** BEGIN DATA IN THIS EXERCISE **

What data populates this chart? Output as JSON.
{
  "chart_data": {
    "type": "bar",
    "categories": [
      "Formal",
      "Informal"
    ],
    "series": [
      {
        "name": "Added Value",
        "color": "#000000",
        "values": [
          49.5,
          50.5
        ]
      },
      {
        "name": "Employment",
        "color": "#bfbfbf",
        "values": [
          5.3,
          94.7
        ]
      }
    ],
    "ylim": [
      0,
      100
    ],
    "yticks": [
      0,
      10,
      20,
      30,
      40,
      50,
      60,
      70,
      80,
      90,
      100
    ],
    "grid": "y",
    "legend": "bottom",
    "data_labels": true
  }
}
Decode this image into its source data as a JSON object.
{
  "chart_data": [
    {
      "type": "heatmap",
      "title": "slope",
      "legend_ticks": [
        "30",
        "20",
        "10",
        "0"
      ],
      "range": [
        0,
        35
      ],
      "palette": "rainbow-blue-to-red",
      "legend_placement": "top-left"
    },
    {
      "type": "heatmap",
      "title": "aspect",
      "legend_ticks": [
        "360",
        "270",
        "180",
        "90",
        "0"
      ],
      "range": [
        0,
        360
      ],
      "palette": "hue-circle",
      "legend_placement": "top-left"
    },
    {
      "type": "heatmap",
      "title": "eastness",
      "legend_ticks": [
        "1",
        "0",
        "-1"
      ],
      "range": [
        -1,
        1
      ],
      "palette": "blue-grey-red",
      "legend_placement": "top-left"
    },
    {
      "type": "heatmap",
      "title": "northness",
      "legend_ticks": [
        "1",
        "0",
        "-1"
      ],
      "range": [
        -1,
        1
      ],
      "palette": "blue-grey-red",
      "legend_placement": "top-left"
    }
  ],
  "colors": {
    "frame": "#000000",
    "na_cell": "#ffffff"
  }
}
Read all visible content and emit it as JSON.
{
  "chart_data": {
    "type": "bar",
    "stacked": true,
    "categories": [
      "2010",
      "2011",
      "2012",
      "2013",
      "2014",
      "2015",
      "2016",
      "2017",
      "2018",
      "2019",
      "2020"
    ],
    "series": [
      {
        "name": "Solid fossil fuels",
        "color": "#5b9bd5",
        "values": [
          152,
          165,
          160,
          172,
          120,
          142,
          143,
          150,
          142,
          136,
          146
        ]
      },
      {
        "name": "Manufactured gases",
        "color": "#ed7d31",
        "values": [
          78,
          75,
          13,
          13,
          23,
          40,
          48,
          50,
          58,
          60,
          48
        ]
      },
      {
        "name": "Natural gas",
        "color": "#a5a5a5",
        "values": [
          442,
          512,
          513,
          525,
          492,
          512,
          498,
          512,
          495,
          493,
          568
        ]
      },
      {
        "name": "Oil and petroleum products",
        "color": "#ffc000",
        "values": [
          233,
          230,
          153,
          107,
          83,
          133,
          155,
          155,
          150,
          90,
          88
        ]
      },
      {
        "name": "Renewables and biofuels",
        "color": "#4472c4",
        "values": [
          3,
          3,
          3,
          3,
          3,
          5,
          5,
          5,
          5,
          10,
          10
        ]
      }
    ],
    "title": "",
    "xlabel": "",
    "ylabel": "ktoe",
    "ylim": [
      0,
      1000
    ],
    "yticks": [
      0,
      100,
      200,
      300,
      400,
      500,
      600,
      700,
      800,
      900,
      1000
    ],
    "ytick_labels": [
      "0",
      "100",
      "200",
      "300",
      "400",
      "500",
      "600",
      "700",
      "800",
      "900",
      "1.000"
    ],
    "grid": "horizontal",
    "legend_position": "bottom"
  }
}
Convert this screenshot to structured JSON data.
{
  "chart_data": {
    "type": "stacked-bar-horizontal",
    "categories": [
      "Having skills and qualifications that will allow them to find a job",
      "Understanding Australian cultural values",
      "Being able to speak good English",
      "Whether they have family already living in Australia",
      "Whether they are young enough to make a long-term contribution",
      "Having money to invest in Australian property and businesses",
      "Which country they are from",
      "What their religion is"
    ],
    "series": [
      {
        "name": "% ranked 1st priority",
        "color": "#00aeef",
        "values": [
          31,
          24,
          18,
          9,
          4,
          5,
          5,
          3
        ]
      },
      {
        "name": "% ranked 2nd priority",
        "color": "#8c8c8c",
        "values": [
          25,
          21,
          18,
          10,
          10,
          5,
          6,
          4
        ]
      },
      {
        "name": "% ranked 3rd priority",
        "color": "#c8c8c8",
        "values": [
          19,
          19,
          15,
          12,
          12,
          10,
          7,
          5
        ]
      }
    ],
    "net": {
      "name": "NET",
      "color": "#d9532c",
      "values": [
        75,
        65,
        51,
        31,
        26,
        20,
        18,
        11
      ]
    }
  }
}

** END DATA IN THIS EXERCISE **

- STATED EXERCISE
Retype the material in full, character for character.

- ANSWER TO THE PROBLEM
What data populates this chart? Output as JSON.
{
  "chart_data": {
    "type": "bar",
    "categories": [
      "Formal",
      "Informal"
    ],
    "series": [
      {
        "name": "Added Value",
        "color": "#000000",
        "values": [
          49.5,
          50.5
        ]
      },
      {
        "name": "Employment",
        "color": "#bfbfbf",
        "values": [
          5.3,
          94.7
        ]
      }
    ],
    "ylim": [
      0,
      100
    ],
    "yticks": [
      0,
      10,
      20,
      30,
      40,
      50,
      60,
      70,
      80,
      90,
      100
    ],
    "grid": "y",
    "legend": "bottom",
    "data_labels": true
  }
}
Decode this image into its source data as a JSON object.
{
  "chart_data": [
    {
      "type": "heatmap",
      "title": "slope",
      "legend_ticks": [
        "30",
        "20",
        "10",
        "0"
      ],
      "range": [
        0,
        35
      ],
      "palette": "rainbow-blue-to-red",
      "legend_placement": "top-left"
    },
    {
      "type": "heatmap",
      "title": "aspect",
      "legend_ticks": [
        "360",
        "270",
        "180",
        "90",
        "0"
      ],
      "range": [
        0,
        360
      ],
      "palette": "hue-circle",
      "legend_placement": "top-left"
    },
    {
      "type": "heatmap",
      "title": "eastness",
      "legend_ticks": [
        "1",
        "0",
        "-1"
      ],
      "range": [
        -1,
        1
      ],
      "palette": "blue-grey-red",
      "legend_placement": "top-left"
    },
    {
      "type": "heatmap",
      "title": "northness",
      "legend_ticks": [
        "1",
        "0",
        "-1"
      ],
      "range": [
        -1,
        1
      ],
      "palette": "blue-grey-red",
      "legend_placement": "top-left"
    }
  ],
  "colors": {
    "frame": "#000000",
    "na_cell": "#ffffff"
  }
}
Read all visible content and emit it as JSON.
{
  "chart_data": {
    "type": "bar",
    "stacked": true,
    "categories": [
      "2010",
      "2011",
      "2012",
      "2013",
      "2014",
      "2015",
      "2016",
      "2017",
      "2018",
      "2019",
      "2020"
    ],
    "series": [
      {
        "name": "Solid fossil fuels",
        "color": "#5b9bd5",
        "values": [
          152,
          165,
          160,
          172,
          120,
          142,
          143,
          150,
          142,
          136,
          146
        ]
      },
      {
        "name": "Manufactured gases",
        "color": "#ed7d31",
        "values": [
          78,
          75,
          13,
          13,
          23,
          40,
          48,
          50,
          58,
          60,
          48
        ]
      },
      {
        "name": "Natural gas",
        "color": "#a5a5a5",
        "values": [
          442,
          512,
          513,
          525,
          492,
          512,
          498,
          512,
          495,
          493,
          568
        ]
      },
      {
        "name": "Oil and petroleum products",
        "color": "#ffc000",
        "values": [
          233,
          230,
          153,
          107,
          83,
          133,
          155,
          155,
          150,
          90,
          88
        ]
      },
      {
        "name": "Renewables and biofuels",
        "color": "#4472c4",
        "values": [
          3,
          3,
          3,
          3,
          3,
          5,
          5,
          5,
          5,
          10,
          10
        ]
      }
    ],
    "title": "",
    "xlabel": "",
    "ylabel": "ktoe",
    "ylim": [
      0,
      1000
    ],
    "yticks": [
      0,
      100,
      200,
      300,
      400,
      500,
      600,
      700,
      800,
      900,
      1000
    ],
    "ytick_labels": [
      "0",
      "100",
      "200",
      "300",
      "400",
      "500",
      "600",
      "700",
      "800",
      "900",
      "1.000"
    ],
    "grid": "horizontal",
    "legend_position": "bottom"
  }
}
Convert this screenshot to structured JSON data.
{
  "chart_data": {
    "type": "stacked-bar-horizontal",
    "categories": [
      "Having skills and qualifications that will allow them to find a job",
      "Understanding Australian cultural values",
      "Being able to speak good English",
      "Whether they have family already living in Australia",
      "Whether they are young enough to make a long-term contribution",
      "Having money to invest in Australian property and businesses",
      "Which country they are from",
      "What their religion is"
    ],
    "series": [
      {
        "name": "% ranked 1st priority",
        "color": "#00aeef",
        "values": [
          31,
          24,
          18,
          9,
          4,
          5,
          5,
          3
        ]
      },
      {
        "name": "% ranked 2nd priority",
        "color": "#8c8c8c",
        "values": [
          25,
          21,
          18,
          10,
          10,
          5,
          6,
          4
        ]
      },
      {
        "name": "% ranked 3rd priority",
        "color": "#c8c8c8",
        "values": [
          19,
          19,
          15,
          12,
          12,
          10,
          7,
          5
        ]
      }
    ],
    "net": {
      "name": "NET",
      "color": "#d9532c",
      "values": [
        75,
        65,
        51,
        31,
        26,
        20,
        18,
        11
      ]
    }
  }
}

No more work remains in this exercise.